===== Data listing =====

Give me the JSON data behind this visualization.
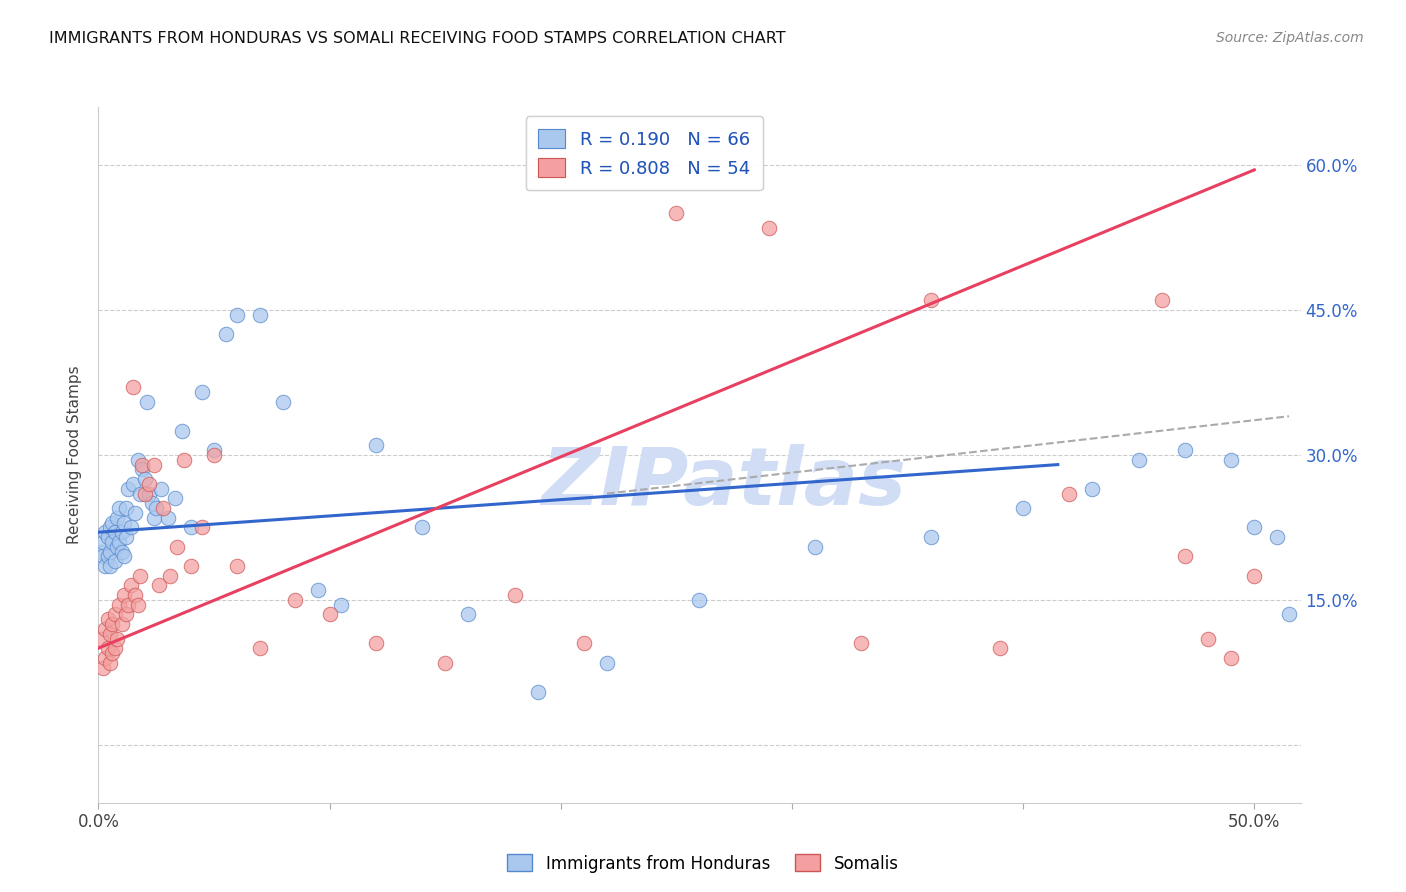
{
  "title": "IMMIGRANTS FROM HONDURAS VS SOMALI RECEIVING FOOD STAMPS CORRELATION CHART",
  "source": "Source: ZipAtlas.com",
  "ylabel": "Receiving Food Stamps",
  "y_ticks": [
    0.0,
    0.15,
    0.3,
    0.45,
    0.6
  ],
  "y_tick_labels": [
    "",
    "15.0%",
    "30.0%",
    "45.0%",
    "60.0%"
  ],
  "x_ticks": [
    0.0,
    0.1,
    0.2,
    0.3,
    0.4,
    0.5
  ],
  "x_tick_labels": [
    "0.0%",
    "",
    "",
    "",
    "",
    "50.0%"
  ],
  "xlim": [
    0.0,
    0.52
  ],
  "ylim": [
    -0.06,
    0.66
  ],
  "blue_R": 0.19,
  "blue_N": 66,
  "pink_R": 0.808,
  "pink_N": 54,
  "blue_color": "#aac8ee",
  "pink_color": "#f4a0a0",
  "blue_edge_color": "#5588cc",
  "pink_edge_color": "#cc5555",
  "blue_line_color": "#3366cc",
  "pink_line_color": "#e84060",
  "watermark_color": "#d0ddf5",
  "blue_scatter_x": [
    0.001,
    0.002,
    0.002,
    0.003,
    0.003,
    0.004,
    0.004,
    0.005,
    0.005,
    0.005,
    0.006,
    0.006,
    0.007,
    0.007,
    0.008,
    0.008,
    0.009,
    0.009,
    0.01,
    0.01,
    0.011,
    0.011,
    0.012,
    0.012,
    0.013,
    0.014,
    0.015,
    0.016,
    0.017,
    0.018,
    0.019,
    0.02,
    0.021,
    0.022,
    0.023,
    0.024,
    0.025,
    0.027,
    0.03,
    0.033,
    0.036,
    0.04,
    0.045,
    0.05,
    0.055,
    0.06,
    0.07,
    0.08,
    0.095,
    0.105,
    0.12,
    0.14,
    0.16,
    0.19,
    0.22,
    0.26,
    0.31,
    0.36,
    0.4,
    0.43,
    0.45,
    0.47,
    0.49,
    0.5,
    0.51,
    0.515
  ],
  "blue_scatter_y": [
    0.2,
    0.195,
    0.21,
    0.185,
    0.22,
    0.195,
    0.215,
    0.2,
    0.185,
    0.225,
    0.21,
    0.23,
    0.19,
    0.22,
    0.205,
    0.235,
    0.21,
    0.245,
    0.2,
    0.22,
    0.195,
    0.23,
    0.215,
    0.245,
    0.265,
    0.225,
    0.27,
    0.24,
    0.295,
    0.26,
    0.285,
    0.275,
    0.355,
    0.26,
    0.25,
    0.235,
    0.245,
    0.265,
    0.235,
    0.255,
    0.325,
    0.225,
    0.365,
    0.305,
    0.425,
    0.445,
    0.445,
    0.355,
    0.16,
    0.145,
    0.31,
    0.225,
    0.135,
    0.055,
    0.085,
    0.15,
    0.205,
    0.215,
    0.245,
    0.265,
    0.295,
    0.305,
    0.295,
    0.225,
    0.215,
    0.135
  ],
  "pink_scatter_x": [
    0.001,
    0.002,
    0.003,
    0.003,
    0.004,
    0.004,
    0.005,
    0.005,
    0.006,
    0.006,
    0.007,
    0.007,
    0.008,
    0.009,
    0.01,
    0.011,
    0.012,
    0.013,
    0.014,
    0.015,
    0.016,
    0.017,
    0.018,
    0.019,
    0.02,
    0.022,
    0.024,
    0.026,
    0.028,
    0.031,
    0.034,
    0.037,
    0.04,
    0.045,
    0.05,
    0.06,
    0.07,
    0.085,
    0.1,
    0.12,
    0.15,
    0.18,
    0.21,
    0.25,
    0.29,
    0.33,
    0.36,
    0.39,
    0.42,
    0.46,
    0.47,
    0.48,
    0.49,
    0.5
  ],
  "pink_scatter_y": [
    0.11,
    0.08,
    0.12,
    0.09,
    0.13,
    0.1,
    0.115,
    0.085,
    0.125,
    0.095,
    0.135,
    0.1,
    0.11,
    0.145,
    0.125,
    0.155,
    0.135,
    0.145,
    0.165,
    0.37,
    0.155,
    0.145,
    0.175,
    0.29,
    0.26,
    0.27,
    0.29,
    0.165,
    0.245,
    0.175,
    0.205,
    0.295,
    0.185,
    0.225,
    0.3,
    0.185,
    0.1,
    0.15,
    0.135,
    0.105,
    0.085,
    0.155,
    0.105,
    0.55,
    0.535,
    0.105,
    0.46,
    0.1,
    0.26,
    0.46,
    0.195,
    0.11,
    0.09,
    0.175
  ],
  "blue_line_x": [
    0.0,
    0.415
  ],
  "blue_line_y": [
    0.22,
    0.29
  ],
  "pink_line_x": [
    0.0,
    0.5
  ],
  "pink_line_y": [
    0.1,
    0.595
  ],
  "dash_line_x": [
    0.22,
    0.515
  ],
  "dash_line_y": [
    0.26,
    0.34
  ]
}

=====

* [What is expected]: Repeat the data exactly, without the pictures.

* [Solution for this problem]:
Give me the JSON data behind this visualization.
{
  "title": "IMMIGRANTS FROM HONDURAS VS SOMALI RECEIVING FOOD STAMPS CORRELATION CHART",
  "source": "Source: ZipAtlas.com",
  "ylabel": "Receiving Food Stamps",
  "y_ticks": [
    0.0,
    0.15,
    0.3,
    0.45,
    0.6
  ],
  "y_tick_labels": [
    "",
    "15.0%",
    "30.0%",
    "45.0%",
    "60.0%"
  ],
  "x_ticks": [
    0.0,
    0.1,
    0.2,
    0.3,
    0.4,
    0.5
  ],
  "x_tick_labels": [
    "0.0%",
    "",
    "",
    "",
    "",
    "50.0%"
  ],
  "xlim": [
    0.0,
    0.52
  ],
  "ylim": [
    -0.06,
    0.66
  ],
  "blue_R": 0.19,
  "blue_N": 66,
  "pink_R": 0.808,
  "pink_N": 54,
  "blue_color": "#aac8ee",
  "pink_color": "#f4a0a0",
  "blue_edge_color": "#5588cc",
  "pink_edge_color": "#cc5555",
  "blue_line_color": "#3366cc",
  "pink_line_color": "#e84060",
  "watermark_color": "#d0ddf5",
  "blue_scatter_x": [
    0.001,
    0.002,
    0.002,
    0.003,
    0.003,
    0.004,
    0.004,
    0.005,
    0.005,
    0.005,
    0.006,
    0.006,
    0.007,
    0.007,
    0.008,
    0.008,
    0.009,
    0.009,
    0.01,
    0.01,
    0.011,
    0.011,
    0.012,
    0.012,
    0.013,
    0.014,
    0.015,
    0.016,
    0.017,
    0.018,
    0.019,
    0.02,
    0.021,
    0.022,
    0.023,
    0.024,
    0.025,
    0.027,
    0.03,
    0.033,
    0.036,
    0.04,
    0.045,
    0.05,
    0.055,
    0.06,
    0.07,
    0.08,
    0.095,
    0.105,
    0.12,
    0.14,
    0.16,
    0.19,
    0.22,
    0.26,
    0.31,
    0.36,
    0.4,
    0.43,
    0.45,
    0.47,
    0.49,
    0.5,
    0.51,
    0.515
  ],
  "blue_scatter_y": [
    0.2,
    0.195,
    0.21,
    0.185,
    0.22,
    0.195,
    0.215,
    0.2,
    0.185,
    0.225,
    0.21,
    0.23,
    0.19,
    0.22,
    0.205,
    0.235,
    0.21,
    0.245,
    0.2,
    0.22,
    0.195,
    0.23,
    0.215,
    0.245,
    0.265,
    0.225,
    0.27,
    0.24,
    0.295,
    0.26,
    0.285,
    0.275,
    0.355,
    0.26,
    0.25,
    0.235,
    0.245,
    0.265,
    0.235,
    0.255,
    0.325,
    0.225,
    0.365,
    0.305,
    0.425,
    0.445,
    0.445,
    0.355,
    0.16,
    0.145,
    0.31,
    0.225,
    0.135,
    0.055,
    0.085,
    0.15,
    0.205,
    0.215,
    0.245,
    0.265,
    0.295,
    0.305,
    0.295,
    0.225,
    0.215,
    0.135
  ],
  "pink_scatter_x": [
    0.001,
    0.002,
    0.003,
    0.003,
    0.004,
    0.004,
    0.005,
    0.005,
    0.006,
    0.006,
    0.007,
    0.007,
    0.008,
    0.009,
    0.01,
    0.011,
    0.012,
    0.013,
    0.014,
    0.015,
    0.016,
    0.017,
    0.018,
    0.019,
    0.02,
    0.022,
    0.024,
    0.026,
    0.028,
    0.031,
    0.034,
    0.037,
    0.04,
    0.045,
    0.05,
    0.06,
    0.07,
    0.085,
    0.1,
    0.12,
    0.15,
    0.18,
    0.21,
    0.25,
    0.29,
    0.33,
    0.36,
    0.39,
    0.42,
    0.46,
    0.47,
    0.48,
    0.49,
    0.5
  ],
  "pink_scatter_y": [
    0.11,
    0.08,
    0.12,
    0.09,
    0.13,
    0.1,
    0.115,
    0.085,
    0.125,
    0.095,
    0.135,
    0.1,
    0.11,
    0.145,
    0.125,
    0.155,
    0.135,
    0.145,
    0.165,
    0.37,
    0.155,
    0.145,
    0.175,
    0.29,
    0.26,
    0.27,
    0.29,
    0.165,
    0.245,
    0.175,
    0.205,
    0.295,
    0.185,
    0.225,
    0.3,
    0.185,
    0.1,
    0.15,
    0.135,
    0.105,
    0.085,
    0.155,
    0.105,
    0.55,
    0.535,
    0.105,
    0.46,
    0.1,
    0.26,
    0.46,
    0.195,
    0.11,
    0.09,
    0.175
  ],
  "blue_line_x": [
    0.0,
    0.415
  ],
  "blue_line_y": [
    0.22,
    0.29
  ],
  "pink_line_x": [
    0.0,
    0.5
  ],
  "pink_line_y": [
    0.1,
    0.595
  ],
  "dash_line_x": [
    0.22,
    0.515
  ],
  "dash_line_y": [
    0.26,
    0.34
  ]
}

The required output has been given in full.